__WHAT YOU NEED TO DO__
Reproduce the following lines of the listing without any change, beginning at the line that contains "- row-value: 74: [844, 544, 867, 567]" and stopping after the line that contains "Output each element".

Begin SUPPLIED ENTRIES

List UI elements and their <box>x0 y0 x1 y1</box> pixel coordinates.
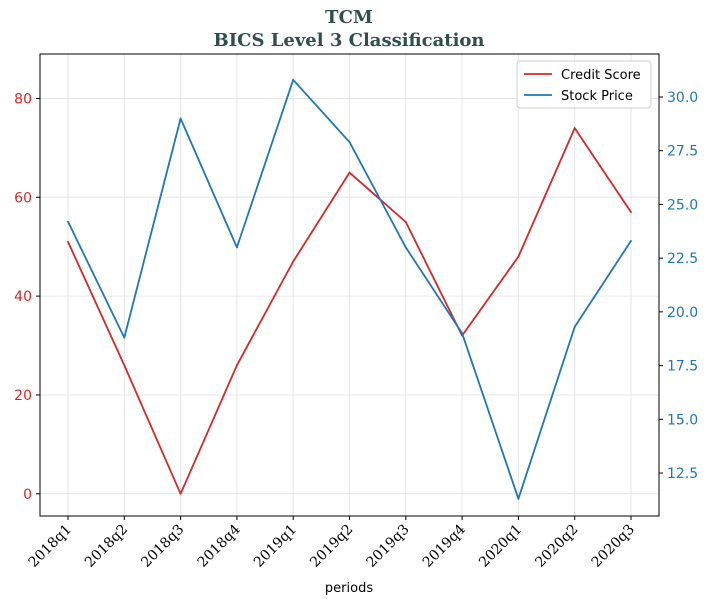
data-point-stock-price <box>236 246 238 249</box>
x-tick-label: 2020q1 <box>476 522 525 571</box>
y-axis-right: 12.5 15.0 17.5 20.0 22.5 25.0 27.5 30.0 <box>659 90 698 482</box>
legend: Credit Score Stock Price <box>516 60 652 109</box>
data-point-stock-price <box>461 332 463 335</box>
y-right-tick-label: 27.5 <box>667 144 698 160</box>
chart-title: TCM <box>325 7 373 28</box>
data-point-credit-score <box>236 364 238 367</box>
data-point-stock-price <box>404 246 407 249</box>
chart-subtitle: BICS Level 3 Classification <box>213 30 484 51</box>
data-point-stock-price <box>67 220 69 223</box>
x-tick-label: 2018q1 <box>26 522 75 571</box>
data-point-stock-price <box>179 117 182 120</box>
x-tick-label: 2020q2 <box>532 522 581 571</box>
data-point-credit-score <box>292 260 295 263</box>
legend-label-credit-score: Credit Score <box>561 68 641 83</box>
data-point-credit-score <box>630 211 632 214</box>
data-point-stock-price <box>630 240 632 242</box>
y-left-tick-label: 0 <box>23 487 32 503</box>
x-tick-label: 2019q2 <box>307 522 356 571</box>
x-tick-label: 2019q4 <box>420 521 469 570</box>
y-right-tick-label: 20.0 <box>667 305 698 321</box>
data-point-credit-score <box>123 364 126 367</box>
x-tick-label: 2018q4 <box>195 521 244 570</box>
grid <box>40 54 659 516</box>
x-axis-label: periods <box>325 581 373 596</box>
data-point-stock-price <box>123 336 126 339</box>
x-tick-label: 2019q1 <box>251 522 300 571</box>
x-tick-label: 2020q3 <box>589 522 638 571</box>
y-right-tick-label: 22.5 <box>667 251 698 267</box>
data-point-credit-score <box>179 492 182 495</box>
data-point-credit-score <box>348 171 351 174</box>
x-tick-label: 2018q3 <box>138 522 187 571</box>
y-right-tick-label: 25.0 <box>667 197 698 213</box>
y-right-tick-label: 15.0 <box>667 412 698 428</box>
data-point-credit-score <box>404 221 407 223</box>
y-right-tick-label: 17.5 <box>667 359 698 375</box>
y-left-tick-label: 20 <box>14 388 32 404</box>
y-axis-left: 0 20 40 60 80 <box>14 91 40 503</box>
data-point-credit-score <box>573 127 576 130</box>
data-point-stock-price <box>573 326 576 328</box>
legend-label-stock-price: Stock Price <box>561 89 633 104</box>
data-point-stock-price <box>348 141 351 144</box>
x-axis: 2018q1 2018q2 2018q3 2018q4 2019q1 2019q2 2019… <box>26 516 638 571</box>
y-left-tick-label: 80 <box>14 91 32 107</box>
legend-box <box>516 60 652 109</box>
y-left-tick-label: 60 <box>14 190 32 206</box>
y-right-tick-label: 30.0 <box>667 90 698 106</box>
series-lines <box>67 78 632 500</box>
y-left-tick-label: 40 <box>14 289 32 305</box>
x-tick-label: 2019q3 <box>363 522 412 571</box>
data-point-credit-score <box>517 255 520 258</box>
data-point-stock-price <box>517 497 520 500</box>
x-tick-label: 2018q2 <box>82 522 131 571</box>
data-point-credit-score <box>67 240 69 243</box>
y-right-tick-label: 12.5 <box>667 466 698 482</box>
data-point-stock-price <box>292 78 295 81</box>
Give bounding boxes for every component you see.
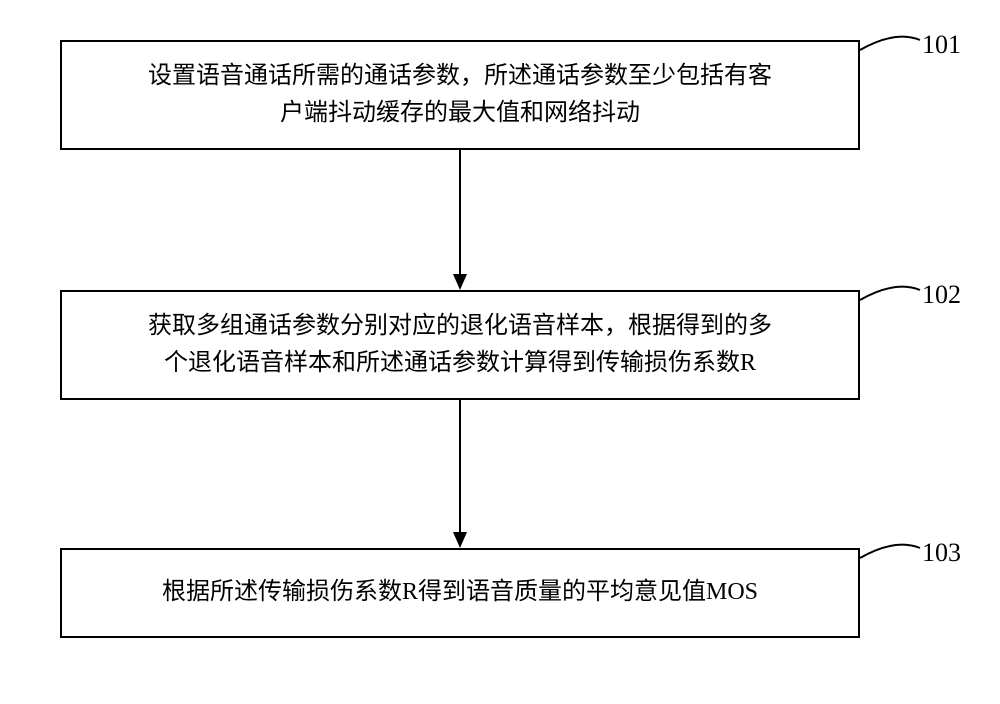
label-103: 103 [922, 538, 961, 568]
leader-103 [0, 0, 1000, 704]
flowchart-canvas: 设置语音通话所需的通话参数，所述通话参数至少包括有客 户端抖动缓存的最大值和网络… [0, 0, 1000, 704]
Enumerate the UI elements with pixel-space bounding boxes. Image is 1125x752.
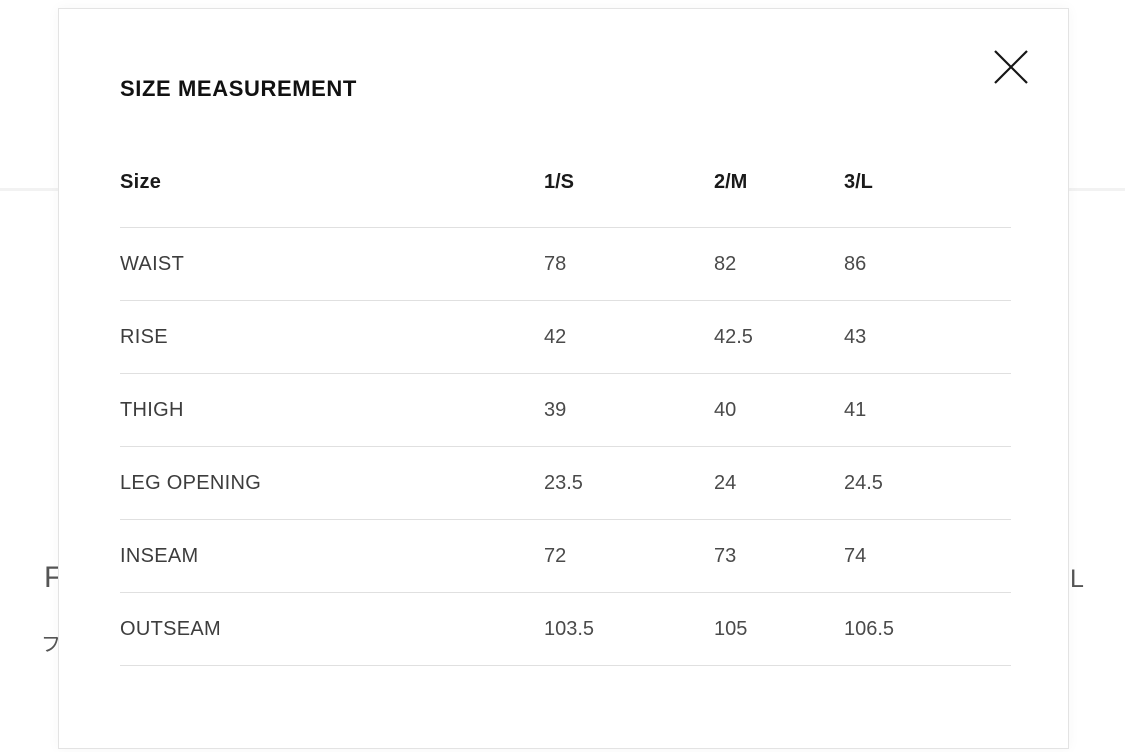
- row-value: 74: [844, 544, 867, 567]
- row-value: 24.5: [844, 471, 883, 494]
- background-heading-fragment-right: L: [1070, 565, 1084, 593]
- row-value: 103.5: [544, 617, 595, 640]
- row-value: 24: [714, 471, 737, 494]
- row-label: LEG OPENING: [120, 471, 262, 494]
- row-value: 40: [714, 398, 737, 421]
- row-value: 41: [844, 398, 867, 421]
- row-value: 106.5: [844, 617, 895, 640]
- size-measurement-modal: SIZE MEASUREMENT Size 1/S 2/M 3/L WAIST …: [58, 8, 1069, 749]
- column-header-2m: 2/M: [714, 170, 748, 193]
- close-icon: [992, 48, 1030, 86]
- row-value: 82: [714, 252, 737, 275]
- table-row-inseam: INSEAM 72 73 74: [120, 520, 1011, 593]
- row-value: 39: [544, 398, 567, 421]
- row-value: 43: [844, 325, 867, 348]
- size-table: Size 1/S 2/M 3/L WAIST 78 82 86 RISE 42 …: [120, 137, 1011, 666]
- close-button[interactable]: [990, 46, 1032, 88]
- table-row-thigh: THIGH 39 40 41: [120, 374, 1011, 447]
- row-label: RISE: [120, 325, 168, 348]
- table-row-outseam: OUTSEAM 103.5 105 106.5: [120, 593, 1011, 666]
- row-value: 42.5: [714, 325, 753, 348]
- table-row-rise: RISE 42 42.5 43: [120, 301, 1011, 374]
- row-label: WAIST: [120, 252, 185, 275]
- row-value: 73: [714, 544, 737, 567]
- row-value: 105: [714, 617, 748, 640]
- table-row-waist: WAIST 78 82 86: [120, 228, 1011, 301]
- background-subtext-fragment-left: フ: [41, 634, 61, 656]
- column-header-1s: 1/S: [544, 170, 575, 193]
- row-label: OUTSEAM: [120, 617, 221, 640]
- row-label: INSEAM: [120, 544, 199, 567]
- row-value: 78: [544, 252, 567, 275]
- table-row-leg-opening: LEG OPENING 23.5 24 24.5: [120, 447, 1011, 520]
- row-value: 23.5: [544, 471, 583, 494]
- size-table-header-row: Size 1/S 2/M 3/L: [120, 137, 1011, 228]
- column-header-3l: 3/L: [844, 170, 873, 193]
- background-heading-fragment-left: F: [44, 561, 63, 594]
- row-label: THIGH: [120, 398, 184, 421]
- column-header-size: Size: [120, 170, 162, 193]
- modal-title: SIZE MEASUREMENT: [120, 76, 357, 101]
- row-value: 86: [844, 252, 867, 275]
- row-value: 72: [544, 544, 567, 567]
- row-value: 42: [544, 325, 567, 348]
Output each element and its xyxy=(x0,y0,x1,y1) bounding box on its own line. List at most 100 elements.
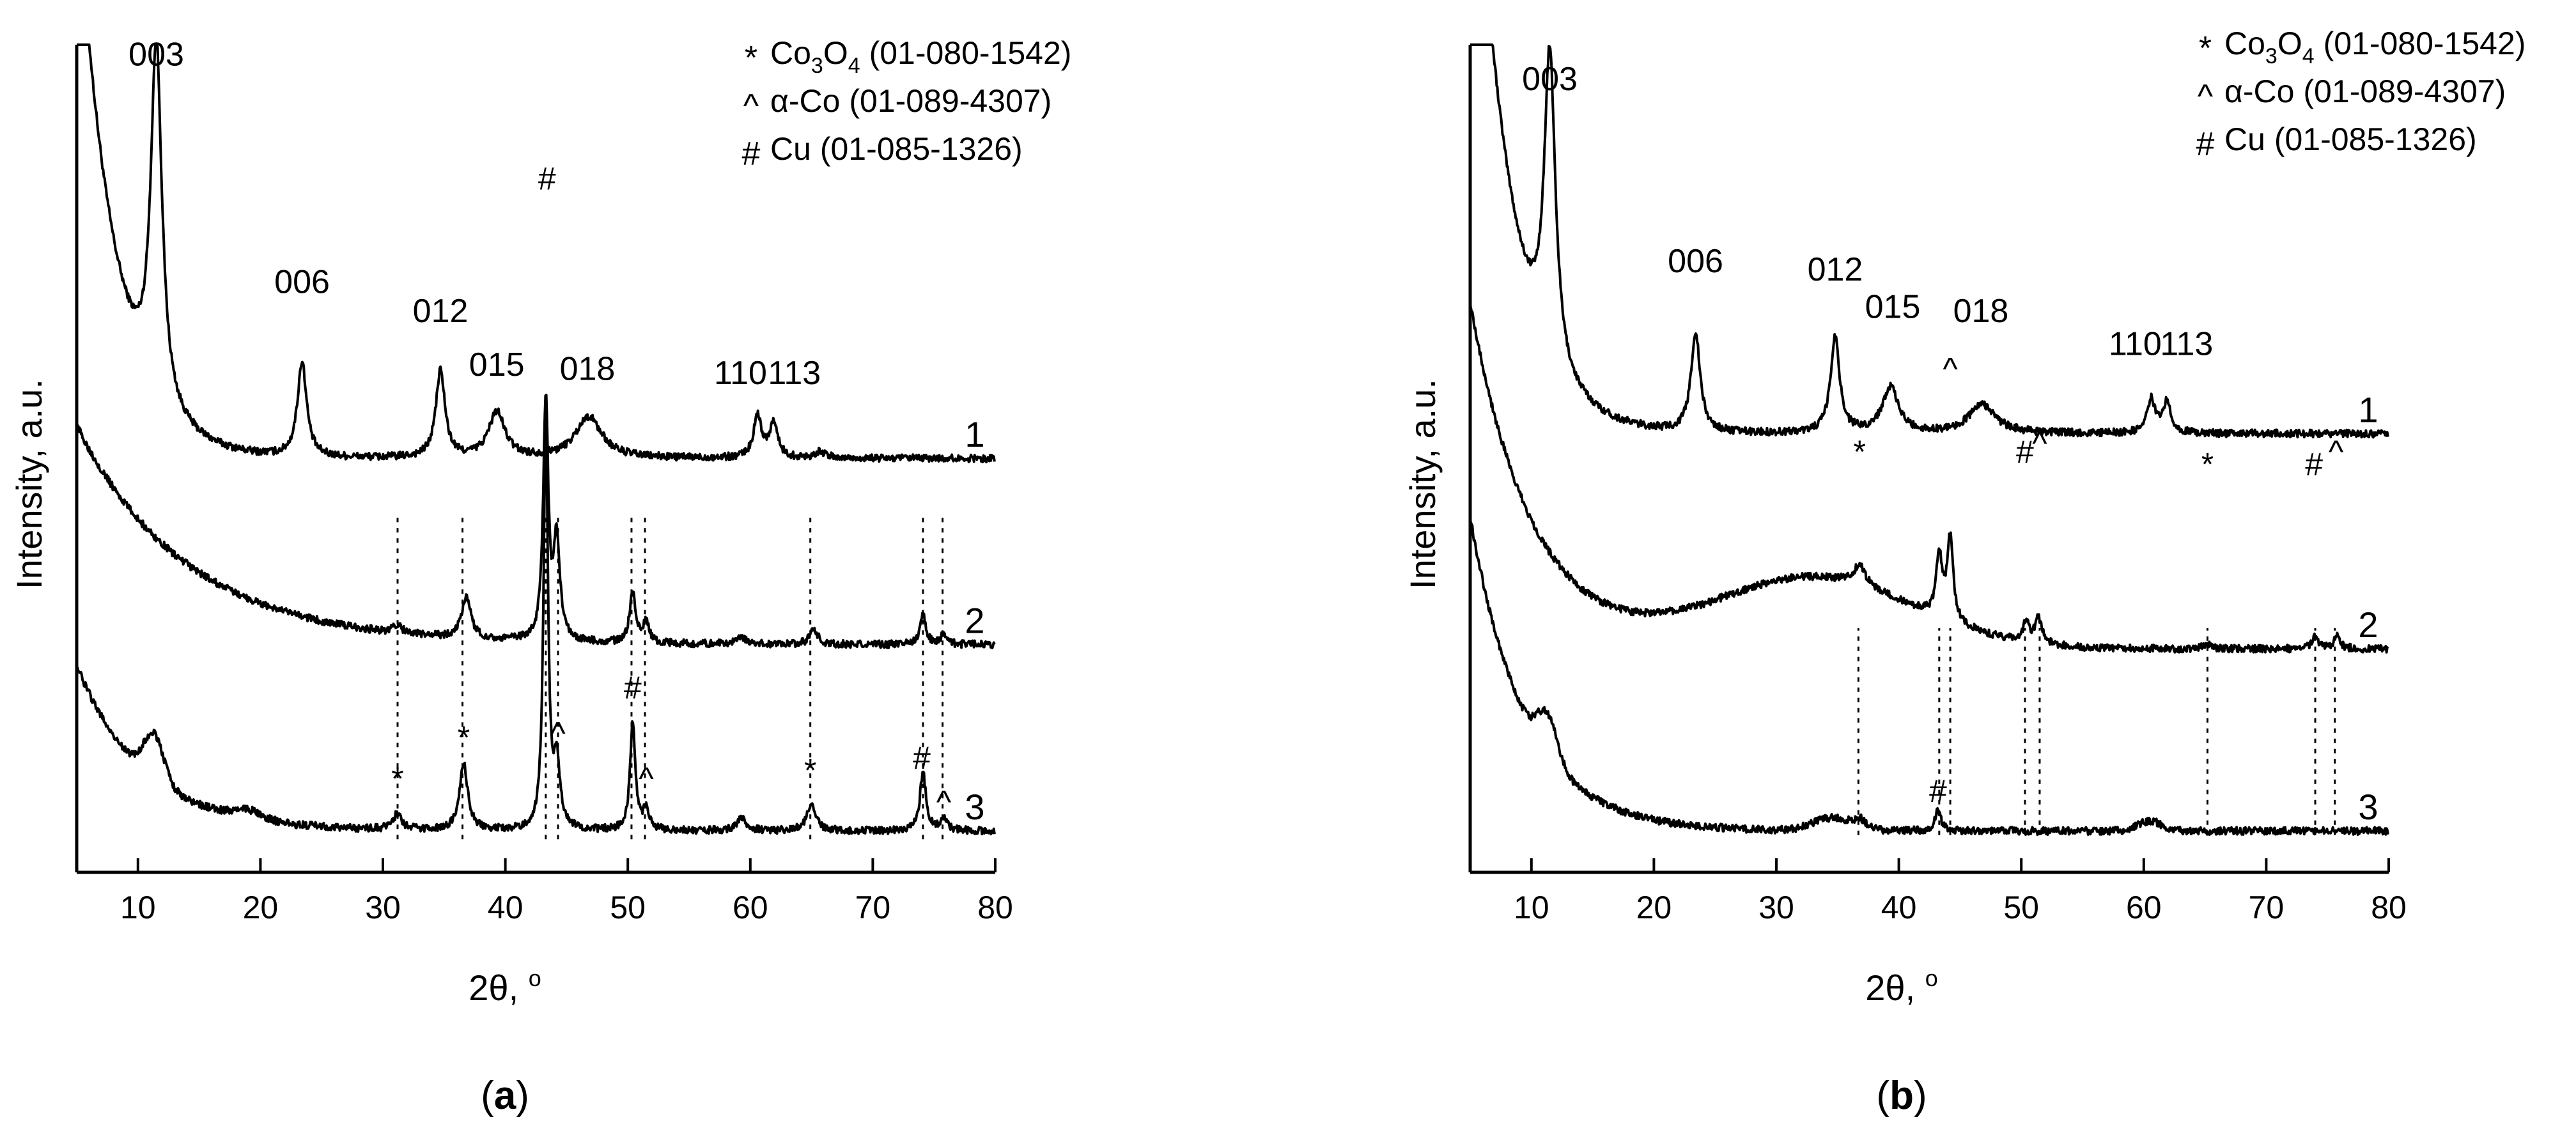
phase-marker: ^ xyxy=(2032,426,2047,461)
legend-phase: Cu xyxy=(770,131,811,167)
x-axis-label: 2θ, o xyxy=(1865,965,1937,1008)
series-label: 3 xyxy=(2358,787,2378,827)
legend-phase: Co xyxy=(770,35,811,71)
legend-entry: α-Co (01-089-4307) xyxy=(770,83,1051,119)
x-tick-label: 40 xyxy=(1881,890,1917,925)
x-axis-label-text: 2θ, xyxy=(1865,968,1925,1008)
phase-marker: # xyxy=(1929,773,1947,809)
legend-subscript: 4 xyxy=(848,54,860,78)
hkl-label: 003 xyxy=(128,36,184,73)
phase-marker: ^ xyxy=(2329,434,2344,470)
x-tick-label: 60 xyxy=(733,890,768,925)
legend-symbol: * xyxy=(2199,30,2212,67)
legend-subscript: 3 xyxy=(2265,44,2277,68)
x-tick-label: 80 xyxy=(977,890,1013,925)
legend-subscript: 4 xyxy=(2302,44,2315,68)
series-curve-3 xyxy=(75,418,996,836)
phase-marker: * xyxy=(1854,434,1866,470)
panel-label: (a) xyxy=(481,1074,529,1118)
series-curve-1 xyxy=(1470,43,2389,439)
phase-marker: # xyxy=(913,740,931,776)
x-tick-label: 10 xyxy=(1514,890,1549,925)
panel-a: 10 20 30 40 50 60 70 80 2θ, o Intensity, a.u. (a) 1… xyxy=(9,35,1071,1118)
legend-ref: (01-080-1542) xyxy=(860,35,1072,71)
hkl-label: 012 xyxy=(413,293,469,330)
hkl-label: 012 xyxy=(1808,251,1863,288)
phase-marker: # xyxy=(2305,446,2323,482)
x-axis-unit: o xyxy=(529,965,541,991)
phase-marker: ^ xyxy=(1943,351,1958,387)
series-curve-3 xyxy=(1469,520,2389,837)
series-label: 3 xyxy=(965,787,984,827)
hkl-label: 006 xyxy=(1668,243,1723,280)
hkl-label: 006 xyxy=(274,264,330,301)
hkl-label: 110 xyxy=(714,355,767,392)
legend-ref: (01-089-4307) xyxy=(840,83,1051,119)
x-tick-label: 50 xyxy=(2003,890,2039,925)
legend-ref: (01-080-1542) xyxy=(2315,26,2526,61)
legend-phase: α-Co xyxy=(2224,73,2294,109)
panel-label: (b) xyxy=(1876,1074,1927,1118)
series-label: 1 xyxy=(2358,389,2378,429)
series-label: 1 xyxy=(965,414,984,454)
legend-symbol: * xyxy=(745,40,757,77)
x-tick-label: 40 xyxy=(488,890,524,925)
x-tick-label: 30 xyxy=(1758,890,1794,925)
panel-label-open: ( xyxy=(481,1074,494,1118)
x-axis-unit: o xyxy=(1925,965,1938,991)
x-tick-label: 10 xyxy=(120,890,156,925)
series-curve-2 xyxy=(75,394,996,649)
legend-phase: Cu xyxy=(2224,121,2265,157)
hkl-label: 015 xyxy=(1865,288,1921,325)
panel-label-letter: a xyxy=(494,1074,516,1118)
legend-ref: (01-089-4307) xyxy=(2294,73,2506,109)
phase-marker: ^ xyxy=(936,784,952,820)
legend-entry: Co3O4 (01-080-1542) xyxy=(770,35,1071,78)
legend-ref: (01-085-1326) xyxy=(2265,121,2477,157)
x-tick-label: 50 xyxy=(610,890,646,925)
legend-symbol: # xyxy=(2196,126,2215,163)
legend-phase: Co xyxy=(2224,26,2265,61)
hkl-label: 113 xyxy=(2160,326,2213,363)
legend-phase-mid: O xyxy=(2277,26,2302,61)
x-tick-label: 60 xyxy=(2126,890,2162,925)
phase-marker: * xyxy=(458,720,470,755)
series-label: 2 xyxy=(2358,605,2378,645)
x-axis-label: 2θ, o xyxy=(469,965,541,1008)
x-tick-label: 20 xyxy=(1636,890,1672,925)
legend-entry: Cu (01-085-1326) xyxy=(770,131,1023,167)
panel-label-close: ) xyxy=(516,1074,529,1118)
hkl-label: 018 xyxy=(1953,293,2009,330)
panel-b: 10 20 30 40 50 60 70 80 2θ, o Intensity, a.u. (b) 1… xyxy=(1402,26,2526,1118)
legend-symbol: # xyxy=(742,135,761,173)
x-tick-label: 70 xyxy=(2249,890,2285,925)
legend-ref: (01-085-1326) xyxy=(811,131,1023,167)
x-tick-label: 70 xyxy=(855,890,891,925)
phase-marker: * xyxy=(391,761,403,797)
x-axis-label-text: 2θ, xyxy=(469,968,528,1008)
hkl-label: 018 xyxy=(560,350,616,387)
y-axis-label: Intensity, a.u. xyxy=(1402,379,1443,589)
phase-marker: # xyxy=(538,161,556,197)
phase-marker: ^ xyxy=(639,761,654,797)
x-tick-label: 30 xyxy=(365,890,401,925)
panel-label-close: ) xyxy=(1914,1074,1927,1118)
phase-marker: # xyxy=(624,670,642,706)
hkl-label: 003 xyxy=(1522,61,1578,98)
legend-entry: Co3O4 (01-080-1542) xyxy=(2224,26,2526,68)
legend-entry: Cu (01-085-1326) xyxy=(2224,121,2477,157)
x-tick-label: 20 xyxy=(243,890,279,925)
series-label: 2 xyxy=(965,601,984,641)
legend-subscript: 3 xyxy=(811,54,823,78)
hkl-label: 110 xyxy=(2109,326,2162,363)
hkl-label: 113 xyxy=(768,355,821,392)
x-tick-label: 80 xyxy=(2371,890,2407,925)
legend-entry: α-Co (01-089-4307) xyxy=(2224,73,2506,109)
panel-label-open: ( xyxy=(1876,1074,1889,1118)
phase-marker: * xyxy=(804,753,816,789)
hkl-label: 015 xyxy=(469,346,525,383)
series-curve-2 xyxy=(1469,304,2389,654)
phase-marker: ^ xyxy=(550,715,566,751)
legend-symbol: ^ xyxy=(743,88,759,125)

End SUPPLIED ENTRIES

__EXERCISE ANSWER__
- row-value: 74: [844, 544, 867, 567]
- row-value: 24.5: [844, 471, 883, 494]
- background-heading-fragment-right: L: [1070, 565, 1084, 593]
- row-value: 103.5: [544, 617, 595, 640]
- row-value: 24: [714, 471, 737, 494]
- row-label: LEG OPENING: [120, 471, 262, 494]
- row-value: 40: [714, 398, 737, 421]
- row-value: 41: [844, 398, 867, 421]
- row-value: 106.5: [844, 617, 895, 640]
- size-measurement-modal: SIZE MEASUREMENT Size 1/S 2/M 3/L WAIST …: [58, 8, 1069, 749]
- column-header-2m: 2/M: [714, 170, 748, 193]
- close-icon: [992, 48, 1030, 86]
- row-value: 82: [714, 252, 737, 275]
- table-row-inseam: INSEAM 72 73 74: [120, 520, 1011, 593]
- row-value: 39: [544, 398, 567, 421]
- row-value: 43: [844, 325, 867, 348]
- size-table: Size 1/S 2/M 3/L WAIST 78 82 86 RISE 42 …: [120, 137, 1011, 666]
- close-button[interactable]: [990, 46, 1032, 88]
- table-row-thigh: THIGH 39 40 41: [120, 374, 1011, 447]
- row-label: RISE: [120, 325, 168, 348]
- table-row-outseam: OUTSEAM 103.5 105 106.5: [120, 593, 1011, 666]
- row-value: 42.5: [714, 325, 753, 348]
- table-row-rise: RISE 42 42.5 43: [120, 301, 1011, 374]
- row-label: WAIST: [120, 252, 185, 275]
- row-value: 73: [714, 544, 737, 567]
- row-value: 105: [714, 617, 748, 640]
- table-row-waist: WAIST 78 82 86: [120, 228, 1011, 301]
- background-subtext-fragment-left: フ: [41, 634, 61, 656]
- column-header-1s: 1/S: [544, 170, 575, 193]
- row-label: OUTSEAM: [120, 617, 221, 640]
- row-label: INSEAM: [120, 544, 199, 567]
- row-value: 78: [544, 252, 567, 275]
- table-row-leg-opening: LEG OPENING 23.5 24 24.5: [120, 447, 1011, 520]
- row-value: 23.5: [544, 471, 583, 494]
- size-table-header-row: Size 1/S 2/M 3/L: [120, 137, 1011, 228]
- column-header-3l: 3/L: [844, 170, 873, 193]
- background-heading-fragment-left: F: [44, 561, 63, 594]
- row-label: THIGH: [120, 398, 184, 421]
- column-header-size: Size: [120, 170, 162, 193]
- modal-title: SIZE MEASUREMENT: [120, 76, 357, 101]
- row-value: 86: [844, 252, 867, 275]
- row-value: 72: [544, 544, 567, 567]
- row-value: 42: [544, 325, 567, 348]
Output each element and its xyxy=(x0,y0,x1,y1) bounding box on its own line. List at most 100 elements.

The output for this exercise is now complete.